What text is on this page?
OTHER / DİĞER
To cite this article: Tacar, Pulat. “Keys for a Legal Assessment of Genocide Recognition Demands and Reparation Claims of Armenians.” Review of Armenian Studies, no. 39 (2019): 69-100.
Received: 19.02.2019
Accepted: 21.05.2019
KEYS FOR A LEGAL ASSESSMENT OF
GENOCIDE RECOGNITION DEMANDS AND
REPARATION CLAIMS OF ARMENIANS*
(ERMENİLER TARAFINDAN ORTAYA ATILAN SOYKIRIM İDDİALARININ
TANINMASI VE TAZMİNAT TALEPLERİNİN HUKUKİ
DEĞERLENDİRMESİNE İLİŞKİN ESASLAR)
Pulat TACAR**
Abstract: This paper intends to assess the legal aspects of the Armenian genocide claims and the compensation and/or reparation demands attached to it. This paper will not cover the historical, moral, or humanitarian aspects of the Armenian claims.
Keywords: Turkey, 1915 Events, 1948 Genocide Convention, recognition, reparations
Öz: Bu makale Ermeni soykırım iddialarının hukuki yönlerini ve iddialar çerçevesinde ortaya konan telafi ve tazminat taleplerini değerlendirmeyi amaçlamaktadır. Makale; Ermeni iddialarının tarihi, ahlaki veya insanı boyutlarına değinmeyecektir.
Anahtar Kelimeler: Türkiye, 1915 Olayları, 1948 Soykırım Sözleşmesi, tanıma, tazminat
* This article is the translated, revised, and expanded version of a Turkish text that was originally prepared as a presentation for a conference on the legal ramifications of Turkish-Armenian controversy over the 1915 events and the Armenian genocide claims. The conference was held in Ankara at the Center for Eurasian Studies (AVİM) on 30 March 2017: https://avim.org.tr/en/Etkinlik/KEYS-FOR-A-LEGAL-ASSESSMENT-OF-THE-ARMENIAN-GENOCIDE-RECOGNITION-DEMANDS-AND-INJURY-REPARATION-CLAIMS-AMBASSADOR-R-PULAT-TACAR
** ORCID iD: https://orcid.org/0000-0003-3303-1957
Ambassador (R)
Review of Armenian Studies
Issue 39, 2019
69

--- What to work on ---
Write down only how many lines in the listing contain the word "Review".

--- The result ---
2